### DÉTAILS DU PROBLÈME
Renvoyez mot pour mot l'intégralité de l'article sur la nomination aux hautes fonctions au Maroc, sans omission ni modification.

━━ PASSAGE CITÉ

Maroc

Nomination aux hautes fonctions. Benchaâboun liste les dysfonctionnements

Manque de stabilité en matière des nominations dans certains secteurs, non différenciation entre les «poids» des responsabilités des postes de même rang administratif, manque d’incitations financières, clientélisme…Autant de dysfonctionnements qui minent le système de nomination aux hautes fonctions, selon le ministre de tutelle. La réforme s’impose.

C’est une réforme qui tarde à voir le bout du tunnel depuis des années. Avant la fin de son mandat, le gouvernement est appelé à mettre sur les rails cette réforme prônée par le souverain.

Une évaluation minutieuse du système, mis en place depuis 2012, s’impose avant de procéder à la révision législative escomptée, selon le ministre de l’Économie, des finances et de la réforme de l’administration. Un premier bilan est déjà dressé.

Mohamed Benchaâboun vient de lister devant les députés de la commission de la législation et des droits de l’Homme une série de dysfonctionnements qui émaillent le système de nomination aux hautes fonctions, à commencer par le manque de stabilité des hauts fonctionnaires dans certains secteurs, en raison de leurs changements répétitifs par le ministre ou le secrétaire général.

Or, un haut fonctionnaire a besoin de temps et de stabilité pour pouvoir bien assimiler ses fonctions et accomplir comme il se doit sa mission, d’après le responsable gouvernemental.

À cela s’ajoute la nécessité d’assurer la continuité au sein de l’administration marocaine, abstraction faite du changement des gouvernements. La non différenciation entre les « poids » et le volume des responsabilités des postes de même rang administratif est un autre dysfonctionnement qui devra être pris en considération lors de la révision de la législation. Benchaâboun donne pour exemple le poste des directeurs centraux qui n’ont pas forcément ni la même charge de travail ni la même expérience.

━━━━
━━ DONNÉES AFFICHÉES

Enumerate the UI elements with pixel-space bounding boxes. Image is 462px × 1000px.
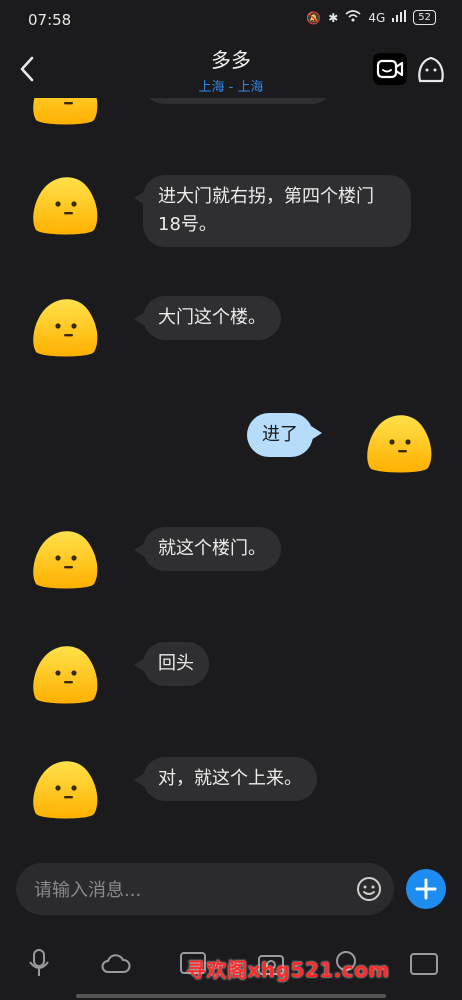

━━━━

### RÉSULTAT FINAL
Maroc

Nomination aux hautes fonctions. Benchaâboun liste les dysfonctionnements

Manque de stabilité en matière des nominations dans certains secteurs, non différenciation entre les «poids» des responsabilités des postes de même rang administratif, manque d’incitations financières, clientélisme…Autant de dysfonctionnements qui minent le système de nomination aux hautes fonctions, selon le ministre de tutelle. La réforme s’impose.

C’est une réforme qui tarde à voir le bout du tunnel depuis des années. Avant la fin de son mandat, le gouvernement est appelé à mettre sur les rails cette réforme prônée par le souverain.

Une évaluation minutieuse du système, mis en place depuis 2012, s’impose avant de procéder à la révision législative escomptée, selon le ministre de l’Économie, des finances et de la réforme de l’administration. Un premier bilan est déjà dressé.

Mohamed Benchaâboun vient de lister devant les députés de la commission de la législation et des droits de l’Homme une série de dysfonctionnements qui émaillent le système de nomination aux hautes fonctions, à commencer par le manque de stabilité des hauts fonctionnaires dans certains secteurs, en raison de leurs changements répétitifs par le ministre ou le secrétaire général.

Or, un haut fonctionnaire a besoin de temps et de stabilité pour pouvoir bien assimiler ses fonctions et accomplir comme il se doit sa mission, d’après le responsable gouvernemental.

À cela s’ajoute la nécessité d’assurer la continuité au sein de l’administration marocaine, abstraction faite du changement des gouvernements. La non différenciation entre les « poids » et le volume des responsabilités des postes de même rang administratif est un autre dysfonctionnement qui devra être pris en considération lors de la révision de la législation. Benchaâboun donne pour exemple le poste des directeurs centraux qui n’ont pas forcément ni la même charge de travail ni la même expérience.